TEXTO CITADO:
((
Demdike Stare: o som das sombras

Publicado a: 08/05/2016

[TEXTO] Rui Miguel Abreu [FOTOS] Direitos Reservados

 

Escrito em 2011, este texto debruça-se sobre Tryptych, a edição que reuniu os três primeiros álbuns da dupla Demndike Stare de Miles Whittaker e Sean Canty.

Talvez este seja o paradigma da música no presente: a eliminação total de fronteiras entre géneros, entre épocas, entre posicionamentos estéticos. A implosão da indústria pode ter dado mais liberdade aos criadores, menos importados agora com o encaixe numa qualquer “gaveta” engendrada pelos gabinetes de marketing e mais libertos para o mergulho nos terrenos da invenção pura. Os Demdike Stare, duo formado pelo produtor de techno Miles Whittaker (que tem trabalhos editados como MLZ e que é metade dos Pendle Coven) e pelo digger profissional Sean Canty (ligado à excelente editora de reedições de assombrações psicadélicas Finders Keepers, que em Portugal é distribuída pela loja Flur), são um excelente exemplo desse novo paradigma por razões que se explicarão um pouco mais adiante. Os Demdike Stare arrancaram para 2011 com a edição do incrível Triptych, triplo CD em que se reúne o material lançado em 2010 nos vinis Liberation Through Hearing, Voices of Dust e Forest of Evil acrescentando-se ainda uns extraordinários 40 minutos de material inédito.
))
MATERIAL FORNECIDO:
((
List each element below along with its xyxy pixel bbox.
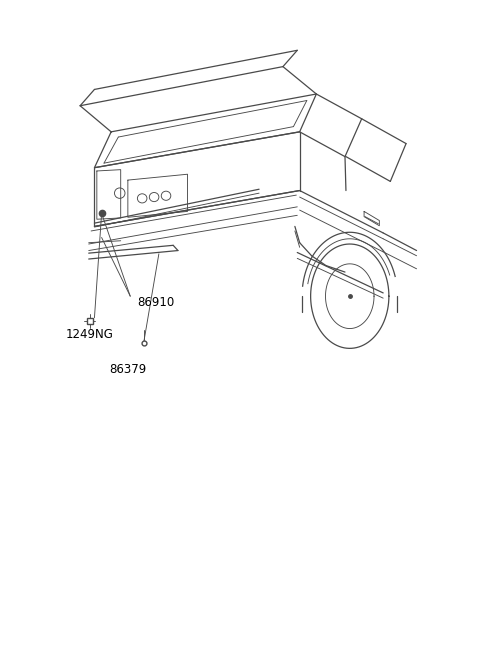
))
OBJETIVO DO EXERCÍCIO: No texto sobre os Demdike Stare, quais são os vinis lançados em 2010 cujo material foi reunido no triplo CD? As linhas não têm qualquer relação com o texto.

RESPOSTA AO EXERCÍCIO: Liberation Through Hearing, Voices of Dust e Forest of Evil.